- _INSTRUCTIONS TO FOLLOW_
Each line containing the word "人生处处是考场" must be reported.

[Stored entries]

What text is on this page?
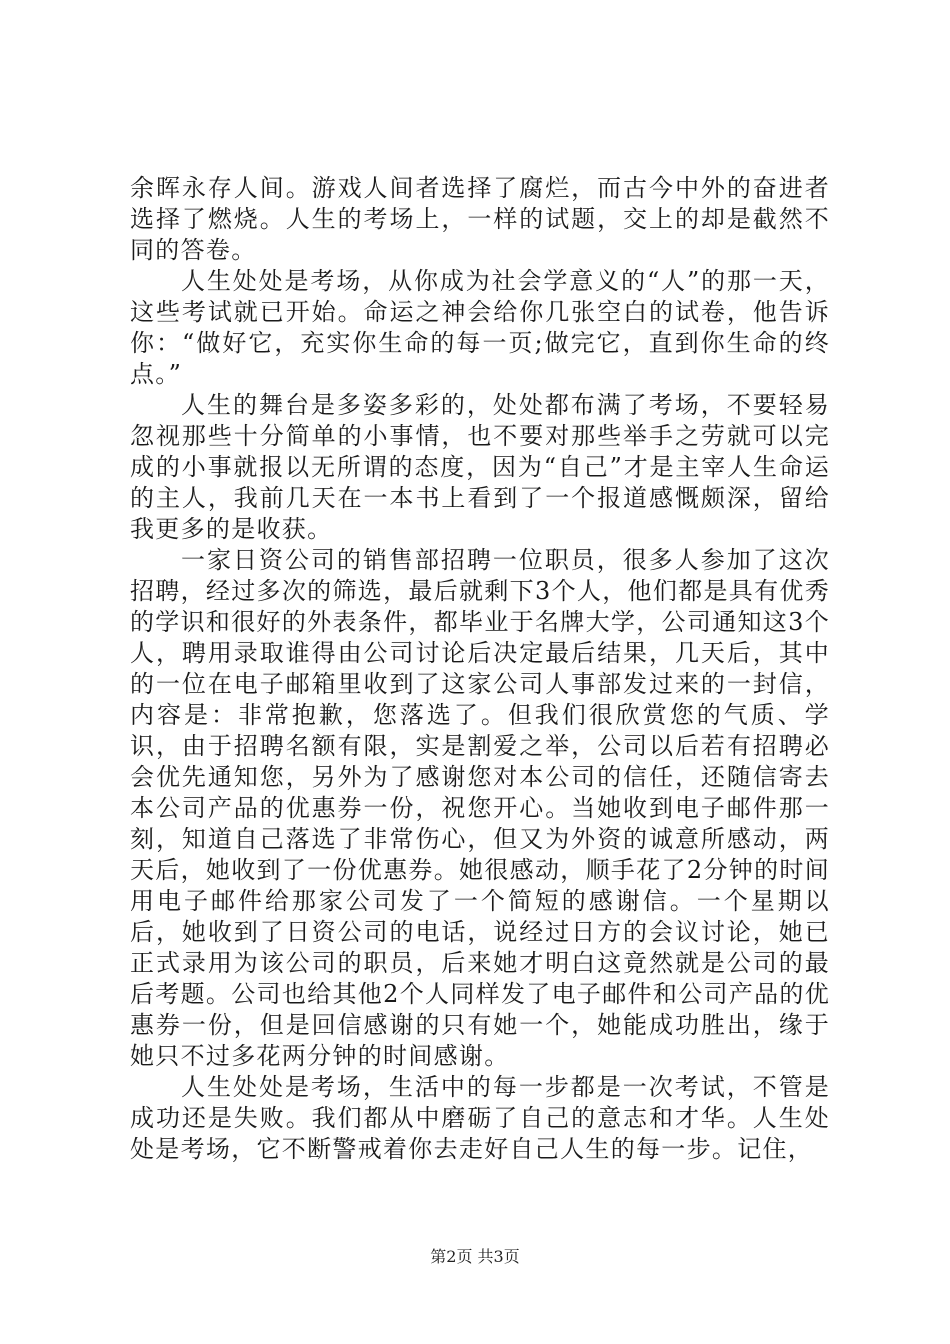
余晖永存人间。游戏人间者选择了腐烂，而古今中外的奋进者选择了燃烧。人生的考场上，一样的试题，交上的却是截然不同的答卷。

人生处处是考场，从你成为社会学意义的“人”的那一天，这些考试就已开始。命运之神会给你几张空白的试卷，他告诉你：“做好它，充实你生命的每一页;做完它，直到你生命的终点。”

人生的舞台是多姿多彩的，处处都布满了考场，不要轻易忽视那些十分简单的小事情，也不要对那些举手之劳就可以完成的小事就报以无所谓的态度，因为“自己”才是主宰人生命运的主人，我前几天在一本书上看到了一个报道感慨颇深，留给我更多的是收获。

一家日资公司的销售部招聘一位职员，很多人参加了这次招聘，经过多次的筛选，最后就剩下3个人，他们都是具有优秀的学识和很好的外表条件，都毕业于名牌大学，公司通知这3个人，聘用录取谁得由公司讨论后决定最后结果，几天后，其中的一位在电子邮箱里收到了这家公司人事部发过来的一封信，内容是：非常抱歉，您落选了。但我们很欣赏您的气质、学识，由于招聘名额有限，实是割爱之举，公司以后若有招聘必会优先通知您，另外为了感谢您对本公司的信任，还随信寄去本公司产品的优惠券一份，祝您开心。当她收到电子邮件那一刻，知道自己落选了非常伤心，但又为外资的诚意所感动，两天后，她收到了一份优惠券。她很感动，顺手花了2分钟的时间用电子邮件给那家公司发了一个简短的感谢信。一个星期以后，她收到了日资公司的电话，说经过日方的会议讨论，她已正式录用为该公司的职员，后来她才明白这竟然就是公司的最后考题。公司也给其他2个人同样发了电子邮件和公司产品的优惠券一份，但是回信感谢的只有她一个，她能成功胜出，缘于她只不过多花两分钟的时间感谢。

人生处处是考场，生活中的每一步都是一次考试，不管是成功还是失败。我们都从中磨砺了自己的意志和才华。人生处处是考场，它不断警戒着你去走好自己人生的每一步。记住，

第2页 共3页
==
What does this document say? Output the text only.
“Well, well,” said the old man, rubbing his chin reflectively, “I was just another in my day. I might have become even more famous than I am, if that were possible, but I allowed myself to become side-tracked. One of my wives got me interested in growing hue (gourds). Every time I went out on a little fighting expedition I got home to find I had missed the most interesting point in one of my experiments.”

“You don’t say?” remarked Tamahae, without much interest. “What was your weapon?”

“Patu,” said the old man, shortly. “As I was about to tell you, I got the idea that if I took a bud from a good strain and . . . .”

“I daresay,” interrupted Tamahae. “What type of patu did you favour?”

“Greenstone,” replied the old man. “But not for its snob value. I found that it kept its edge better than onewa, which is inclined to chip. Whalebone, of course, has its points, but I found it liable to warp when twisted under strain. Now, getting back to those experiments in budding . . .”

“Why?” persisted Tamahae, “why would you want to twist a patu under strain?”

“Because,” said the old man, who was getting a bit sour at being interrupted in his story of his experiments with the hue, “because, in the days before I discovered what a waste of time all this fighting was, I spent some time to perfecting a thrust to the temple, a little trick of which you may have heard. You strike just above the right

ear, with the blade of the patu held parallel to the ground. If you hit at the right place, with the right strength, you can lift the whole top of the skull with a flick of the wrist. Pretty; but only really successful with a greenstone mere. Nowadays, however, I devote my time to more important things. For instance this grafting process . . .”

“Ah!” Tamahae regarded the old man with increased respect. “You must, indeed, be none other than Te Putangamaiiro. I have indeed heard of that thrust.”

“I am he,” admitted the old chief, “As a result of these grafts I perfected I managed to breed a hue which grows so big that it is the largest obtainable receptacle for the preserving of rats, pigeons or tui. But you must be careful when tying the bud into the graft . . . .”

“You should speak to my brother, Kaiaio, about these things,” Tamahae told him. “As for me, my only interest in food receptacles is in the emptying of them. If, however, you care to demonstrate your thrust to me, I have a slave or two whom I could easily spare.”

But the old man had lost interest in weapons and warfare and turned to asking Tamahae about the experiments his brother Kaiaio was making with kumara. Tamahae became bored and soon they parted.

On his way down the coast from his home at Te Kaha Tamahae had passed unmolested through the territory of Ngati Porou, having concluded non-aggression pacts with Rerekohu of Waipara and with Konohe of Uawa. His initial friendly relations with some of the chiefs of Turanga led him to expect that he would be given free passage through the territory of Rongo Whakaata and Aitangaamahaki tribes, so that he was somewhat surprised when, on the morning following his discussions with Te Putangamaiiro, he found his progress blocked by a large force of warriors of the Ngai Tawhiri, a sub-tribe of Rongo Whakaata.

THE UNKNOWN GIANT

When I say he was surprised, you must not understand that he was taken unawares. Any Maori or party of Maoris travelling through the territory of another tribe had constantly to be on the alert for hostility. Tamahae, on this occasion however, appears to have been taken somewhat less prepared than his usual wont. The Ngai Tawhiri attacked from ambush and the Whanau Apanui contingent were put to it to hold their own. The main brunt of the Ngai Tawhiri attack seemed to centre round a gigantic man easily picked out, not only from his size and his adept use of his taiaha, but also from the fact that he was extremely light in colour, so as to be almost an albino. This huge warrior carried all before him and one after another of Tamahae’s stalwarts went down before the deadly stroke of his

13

- _SOLUTION TO THIS TASK_
人生处处是考场，从你成为社会学意义的“人”的那一天，这些考试就已开始。命运之神会给你几张空白的试卷，他告诉你：“做好它，充实你生命的每一页;做完它，直到你生命的终点。”
人生处处是考场，生活中的每一步都是一次考试，不管是成功还是失败。我们都从中磨砺了自己的意志和才华。人生处处是考场，它不断警戒着你去走好自己人生的每一步。记住，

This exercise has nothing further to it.